> [Task directions] Each entry must appear again exactly as it does in the source.

> [Provided material]
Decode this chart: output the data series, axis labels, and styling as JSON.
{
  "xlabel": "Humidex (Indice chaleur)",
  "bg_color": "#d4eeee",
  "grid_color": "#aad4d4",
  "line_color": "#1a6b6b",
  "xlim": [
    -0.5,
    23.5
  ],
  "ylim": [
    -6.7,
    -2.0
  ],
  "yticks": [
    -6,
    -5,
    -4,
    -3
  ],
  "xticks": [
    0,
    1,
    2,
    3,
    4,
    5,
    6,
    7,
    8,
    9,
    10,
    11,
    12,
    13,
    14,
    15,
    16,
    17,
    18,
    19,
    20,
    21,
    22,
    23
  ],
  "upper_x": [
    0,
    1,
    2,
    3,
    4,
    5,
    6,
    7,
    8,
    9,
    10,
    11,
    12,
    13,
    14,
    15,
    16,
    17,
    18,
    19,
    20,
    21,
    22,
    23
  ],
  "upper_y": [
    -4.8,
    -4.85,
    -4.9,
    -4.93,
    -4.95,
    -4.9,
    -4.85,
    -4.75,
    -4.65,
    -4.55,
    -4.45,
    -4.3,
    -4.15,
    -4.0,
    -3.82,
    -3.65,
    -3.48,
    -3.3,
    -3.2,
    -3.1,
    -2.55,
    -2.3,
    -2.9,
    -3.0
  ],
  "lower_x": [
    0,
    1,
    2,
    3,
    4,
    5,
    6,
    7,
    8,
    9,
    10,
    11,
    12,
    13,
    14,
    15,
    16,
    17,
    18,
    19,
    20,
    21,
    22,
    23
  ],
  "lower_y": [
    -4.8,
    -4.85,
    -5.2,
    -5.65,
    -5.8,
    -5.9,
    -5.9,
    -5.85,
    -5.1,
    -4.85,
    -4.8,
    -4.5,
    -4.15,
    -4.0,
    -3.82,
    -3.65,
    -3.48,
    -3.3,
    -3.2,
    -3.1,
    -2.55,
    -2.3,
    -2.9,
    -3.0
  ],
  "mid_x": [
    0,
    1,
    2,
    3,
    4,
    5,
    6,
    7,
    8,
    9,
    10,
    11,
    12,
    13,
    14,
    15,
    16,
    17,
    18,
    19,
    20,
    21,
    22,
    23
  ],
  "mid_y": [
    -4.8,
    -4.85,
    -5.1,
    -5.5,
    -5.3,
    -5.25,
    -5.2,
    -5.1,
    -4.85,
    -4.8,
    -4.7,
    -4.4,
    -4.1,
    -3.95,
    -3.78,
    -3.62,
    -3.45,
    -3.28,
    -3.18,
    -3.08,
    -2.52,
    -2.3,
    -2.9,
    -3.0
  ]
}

> [Task output]
Decode this chart: output the data series, axis labels, and styling as JSON.
{
  "xlabel": "Humidex (Indice chaleur)",
  "bg_color": "#d4eeee",
  "grid_color": "#aad4d4",
  "line_color": "#1a6b6b",
  "xlim": [
    -0.5,
    23.5
  ],
  "ylim": [
    -6.7,
    -2.0
  ],
  "yticks": [
    -6,
    -5,
    -4,
    -3
  ],
  "xticks": [
    0,
    1,
    2,
    3,
    4,
    5,
    6,
    7,
    8,
    9,
    10,
    11,
    12,
    13,
    14,
    15,
    16,
    17,
    18,
    19,
    20,
    21,
    22,
    23
  ],
  "upper_x": [
    0,
    1,
    2,
    3,
    4,
    5,
    6,
    7,
    8,
    9,
    10,
    11,
    12,
    13,
    14,
    15,
    16,
    17,
    18,
    19,
    20,
    21,
    22,
    23
  ],
  "upper_y": [
    -4.8,
    -4.85,
    -4.9,
    -4.93,
    -4.95,
    -4.9,
    -4.85,
    -4.75,
    -4.65,
    -4.55,
    -4.45,
    -4.3,
    -4.15,
    -4.0,
    -3.82,
    -3.65,
    -3.48,
    -3.3,
    -3.2,
    -3.1,
    -2.55,
    -2.3,
    -2.9,
    -3.0
  ],
  "lower_x": [
    0,
    1,
    2,
    3,
    4,
    5,
    6,
    7,
    8,
    9,
    10,
    11,
    12,
    13,
    14,
    15,
    16,
    17,
    18,
    19,
    20,
    21,
    22,
    23
  ],
  "lower_y": [
    -4.8,
    -4.85,
    -5.2,
    -5.65,
    -5.8,
    -5.9,
    -5.9,
    -5.85,
    -5.1,
    -4.85,
    -4.8,
    -4.5,
    -4.15,
    -4.0,
    -3.82,
    -3.65,
    -3.48,
    -3.3,
    -3.2,
    -3.1,
    -2.55,
    -2.3,
    -2.9,
    -3.0
  ],
  "mid_x": [
    0,
    1,
    2,
    3,
    4,
    5,
    6,
    7,
    8,
    9,
    10,
    11,
    12,
    13,
    14,
    15,
    16,
    17,
    18,
    19,
    20,
    21,
    22,
    23
  ],
  "mid_y": [
    -4.8,
    -4.85,
    -5.1,
    -5.5,
    -5.3,
    -5.25,
    -5.2,
    -5.1,
    -4.85,
    -4.8,
    -4.7,
    -4.4,
    -4.1,
    -3.95,
    -3.78,
    -3.62,
    -3.45,
    -3.28,
    -3.18,
    -3.08,
    -2.52,
    -2.3,
    -2.9,
    -3.0
  ]
}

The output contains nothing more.